*** READING TEXT Section Begins ***

The Redemption of Forks: An Opportunity Instead of a Threat
From an ethos perspective, we could say that the DeFi mantra of decentralizing a sector long-dominated by archaic institutions seems to be in line with the ability to fork a project and develop on it. On another side, DeFi’s original creators may argue that its mantra is fulfilled only by building native decentralized projects.
As in most matters, the answer lies in the balance between both positions. Forks need to follow an honest approach to DeFi's continuous improvement instead of chasing founders’ personal gain. DeFi is fully decentralized and open, benefiting from a global pool of talent leading its use-case to boundless adoption.
Development Efforts Lead the Way
The key differentiation of each DEX starts from its development efforts and roadmap. In a recent study, Outlier Ventures found that Maker, Gnosis and Synthetix are the DeFi projects with more development activity in 2020 while also having the highest number of active developers, followed by Compound and Uniswap.
As we’ve seen, even the projects that start as clones only obtain long-term adoption from branching out in the features they give users. We may see in the future the rise of more development funds to assure products evolve in the ever-changing DeFi sector.
The Underlying Threat and Challenges for DeFi
The speed at which the launch of a new platform is possible raises short-term threats to current winners seeing their user base try other alternatives. However, DeFi's real challenges come in the long-term as these new platforms develop into fully-fledged alternatives and natural selection shifts dominant market shares.
The main development concerns for DEXes adoption remain the loyalty (of liquidity) issues, high transaction fees and security. Copycats can start with only higher rewards for users, but if they can overcome DeFi’s main objections with a consistent upgrade roadmap, they will dry liquidity from the least efficient alternatives, even if those are the original, copied platforms. Security concerns such as rug pulling and exit scams are still a relevant issue to solve in DeFi, besides increasing their trust and reputation.
On top of development, smart capital can get behind promising projects to propel growth for truly ingenious products while raising their assurance in the marketplace.
Community as the Lightning for Adoption
At the core, community building reflects all other steps taken into the development and long-term sustainability of DEXes. At first, early adopters form an engaged community to solve the DEX chicken and egg liquidity challenge, while the product's continuous fostering leads to crossing the chasm of adoption. If forks cherish their first wave of users with a mature product throughout time, the market will also embrace them.
DeFi is full of market opportunities to be filled by new platforms built upon its decentralization mantra that will broaden its primary and secondary markets even more. Beyond the opportunities, DeFi’s open-source nature leads to more innovations at a faster pace, leading to better end-products for consumers.
As the market matures, a few winners will emerge based on community, solving underlying structural challenges and long-term incentives between creators and investors regardless of their fork origin or not.

*** READING TEXT Section Ends ***

▸ THINGS TO DO
a - List every DeFi project named in the article on DeFi forks.
b - Duplicate the part of the article on DeFi forks that opens with the words containing "As the market" and closes with "origin or not.".
The material after this point is separate from the article on DeFi forks.

*** SOURCE MATERIAL Section Begins ***

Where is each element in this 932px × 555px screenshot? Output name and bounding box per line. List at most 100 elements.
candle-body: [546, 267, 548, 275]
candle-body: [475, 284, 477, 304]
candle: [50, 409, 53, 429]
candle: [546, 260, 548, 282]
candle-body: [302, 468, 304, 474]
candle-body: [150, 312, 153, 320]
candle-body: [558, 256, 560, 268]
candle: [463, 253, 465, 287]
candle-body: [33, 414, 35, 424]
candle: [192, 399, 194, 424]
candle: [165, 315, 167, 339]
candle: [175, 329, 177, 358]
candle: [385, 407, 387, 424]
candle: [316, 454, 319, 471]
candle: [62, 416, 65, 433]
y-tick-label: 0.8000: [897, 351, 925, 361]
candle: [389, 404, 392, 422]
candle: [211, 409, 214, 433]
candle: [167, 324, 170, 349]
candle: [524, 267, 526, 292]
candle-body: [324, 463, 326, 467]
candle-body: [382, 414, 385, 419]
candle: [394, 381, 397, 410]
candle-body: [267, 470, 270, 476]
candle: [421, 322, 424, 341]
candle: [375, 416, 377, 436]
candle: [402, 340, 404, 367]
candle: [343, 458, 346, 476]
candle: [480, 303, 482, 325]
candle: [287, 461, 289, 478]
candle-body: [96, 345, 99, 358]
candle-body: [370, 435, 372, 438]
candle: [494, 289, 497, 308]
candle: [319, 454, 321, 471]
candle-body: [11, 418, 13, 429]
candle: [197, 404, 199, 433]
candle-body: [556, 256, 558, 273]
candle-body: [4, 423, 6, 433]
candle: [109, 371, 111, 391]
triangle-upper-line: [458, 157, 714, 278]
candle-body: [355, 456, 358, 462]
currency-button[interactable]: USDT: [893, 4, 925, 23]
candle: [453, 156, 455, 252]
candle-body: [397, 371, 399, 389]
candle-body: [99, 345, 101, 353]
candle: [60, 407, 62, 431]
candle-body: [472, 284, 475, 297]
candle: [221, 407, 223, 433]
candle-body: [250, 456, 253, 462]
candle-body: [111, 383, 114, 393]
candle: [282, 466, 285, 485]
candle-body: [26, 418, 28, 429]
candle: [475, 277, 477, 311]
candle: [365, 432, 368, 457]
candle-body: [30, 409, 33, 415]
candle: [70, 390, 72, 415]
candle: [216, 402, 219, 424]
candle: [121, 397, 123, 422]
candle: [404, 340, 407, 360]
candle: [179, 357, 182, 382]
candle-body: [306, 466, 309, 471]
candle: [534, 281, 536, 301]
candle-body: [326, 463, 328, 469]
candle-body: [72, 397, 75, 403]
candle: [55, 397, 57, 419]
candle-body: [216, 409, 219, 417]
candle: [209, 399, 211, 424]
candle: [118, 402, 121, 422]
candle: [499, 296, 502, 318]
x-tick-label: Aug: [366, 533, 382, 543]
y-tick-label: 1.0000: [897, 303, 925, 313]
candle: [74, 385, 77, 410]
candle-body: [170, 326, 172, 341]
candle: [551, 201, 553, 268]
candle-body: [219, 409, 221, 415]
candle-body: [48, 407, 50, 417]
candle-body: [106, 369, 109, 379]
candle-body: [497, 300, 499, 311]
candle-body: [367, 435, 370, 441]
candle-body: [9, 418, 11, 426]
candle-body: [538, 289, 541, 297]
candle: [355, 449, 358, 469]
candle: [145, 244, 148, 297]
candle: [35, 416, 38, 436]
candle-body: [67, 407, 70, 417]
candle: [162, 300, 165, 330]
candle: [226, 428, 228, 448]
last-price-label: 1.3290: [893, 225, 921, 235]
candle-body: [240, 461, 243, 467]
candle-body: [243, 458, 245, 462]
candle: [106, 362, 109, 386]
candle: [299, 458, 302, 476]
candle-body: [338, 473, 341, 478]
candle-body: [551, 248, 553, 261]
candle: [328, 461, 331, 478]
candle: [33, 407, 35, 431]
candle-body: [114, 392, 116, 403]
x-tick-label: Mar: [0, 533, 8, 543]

*** SOURCE MATERIAL Section Ends ***

▸ ANSWERS FOR EACH ITEM
a - Maker, Gnosis, Synthetix, Compound, Uniswap

b -
As the market matures, a few winners will emerge based on community, solving underlying structural challenges and long-term incentives between creators and investors regardless of their fork origin or not.